━━━ GIVEN RECORDS

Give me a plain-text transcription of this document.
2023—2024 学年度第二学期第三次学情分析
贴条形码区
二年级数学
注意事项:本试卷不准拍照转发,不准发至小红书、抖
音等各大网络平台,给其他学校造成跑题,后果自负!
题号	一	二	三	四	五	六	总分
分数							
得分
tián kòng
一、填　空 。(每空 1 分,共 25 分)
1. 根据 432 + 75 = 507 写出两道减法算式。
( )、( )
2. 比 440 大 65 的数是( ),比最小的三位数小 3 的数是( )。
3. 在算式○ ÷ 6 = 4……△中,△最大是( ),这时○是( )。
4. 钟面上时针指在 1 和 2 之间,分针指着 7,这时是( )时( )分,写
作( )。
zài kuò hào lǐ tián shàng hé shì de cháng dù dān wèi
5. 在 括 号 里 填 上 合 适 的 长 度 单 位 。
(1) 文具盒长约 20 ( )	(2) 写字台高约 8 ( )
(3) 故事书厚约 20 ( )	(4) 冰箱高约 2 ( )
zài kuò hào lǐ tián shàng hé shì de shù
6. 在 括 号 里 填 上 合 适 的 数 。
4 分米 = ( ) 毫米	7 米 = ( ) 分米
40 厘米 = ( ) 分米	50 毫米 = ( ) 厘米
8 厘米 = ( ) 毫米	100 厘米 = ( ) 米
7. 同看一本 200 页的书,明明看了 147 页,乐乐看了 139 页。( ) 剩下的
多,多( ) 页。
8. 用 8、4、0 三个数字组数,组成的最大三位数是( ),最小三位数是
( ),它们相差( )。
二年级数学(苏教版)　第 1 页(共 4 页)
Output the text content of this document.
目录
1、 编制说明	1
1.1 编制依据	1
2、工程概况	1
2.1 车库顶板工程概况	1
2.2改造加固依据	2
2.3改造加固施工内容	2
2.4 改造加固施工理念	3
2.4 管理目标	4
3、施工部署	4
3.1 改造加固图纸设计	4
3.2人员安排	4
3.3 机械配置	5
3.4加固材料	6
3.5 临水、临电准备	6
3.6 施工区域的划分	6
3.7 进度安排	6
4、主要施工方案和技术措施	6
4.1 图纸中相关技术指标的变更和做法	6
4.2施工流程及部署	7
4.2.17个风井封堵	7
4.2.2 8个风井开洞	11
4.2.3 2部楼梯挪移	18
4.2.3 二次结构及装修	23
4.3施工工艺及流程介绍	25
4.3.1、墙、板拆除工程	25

━━━━━━

## PROBLEM TO WORK ON
All of the entries should be written out again exactly.

## RESULT OF THE EXERCISE
Give me a plain-text transcription of this document.
2023—2024 学年度第二学期第三次学情分析
贴条形码区
二年级数学
注意事项:本试卷不准拍照转发,不准发至小红书、抖
音等各大网络平台,给其他学校造成跑题,后果自负!
题号	一	二	三	四	五	六	总分
分数							
得分
tián kòng
一、填　空 。(每空 1 分,共 25 分)
1. 根据 432 + 75 = 507 写出两道减法算式。
( )、( )
2. 比 440 大 65 的数是( ),比最小的三位数小 3 的数是( )。
3. 在算式○ ÷ 6 = 4……△中,△最大是( ),这时○是( )。
4. 钟面上时针指在 1 和 2 之间,分针指着 7,这时是( )时( )分,写
作( )。
zài kuò hào lǐ tián shàng hé shì de cháng dù dān wèi
5. 在 括 号 里 填 上 合 适 的 长 度 单 位 。
(1) 文具盒长约 20 ( )	(2) 写字台高约 8 ( )
(3) 故事书厚约 20 ( )	(4) 冰箱高约 2 ( )
zài kuò hào lǐ tián shàng hé shì de shù
6. 在 括 号 里 填 上 合 适 的 数 。
4 分米 = ( ) 毫米	7 米 = ( ) 分米
40 厘米 = ( ) 分米	50 毫米 = ( ) 厘米
8 厘米 = ( ) 毫米	100 厘米 = ( ) 米
7. 同看一本 200 页的书,明明看了 147 页,乐乐看了 139 页。( ) 剩下的
多,多( ) 页。
8. 用 8、4、0 三个数字组数,组成的最大三位数是( ),最小三位数是
( ),它们相差( )。
二年级数学(苏教版)　第 1 页(共 4 页)
Output the text content of this document.
目录
1、 编制说明	1
1.1 编制依据	1
2、工程概况	1
2.1 车库顶板工程概况	1
2.2改造加固依据	2
2.3改造加固施工内容	2
2.4 改造加固施工理念	3
2.4 管理目标	4
3、施工部署	4
3.1 改造加固图纸设计	4
3.2人员安排	4
3.3 机械配置	5
3.4加固材料	6
3.5 临水、临电准备	6
3.6 施工区域的划分	6
3.7 进度安排	6
4、主要施工方案和技术措施	6
4.1 图纸中相关技术指标的变更和做法	6
4.2施工流程及部署	7
4.2.17个风井封堵	7
4.2.2 8个风井开洞	11
4.2.3 2部楼梯挪移	18
4.2.3 二次结构及装修	23
4.3施工工艺及流程介绍	25
4.3.1、墙、板拆除工程	25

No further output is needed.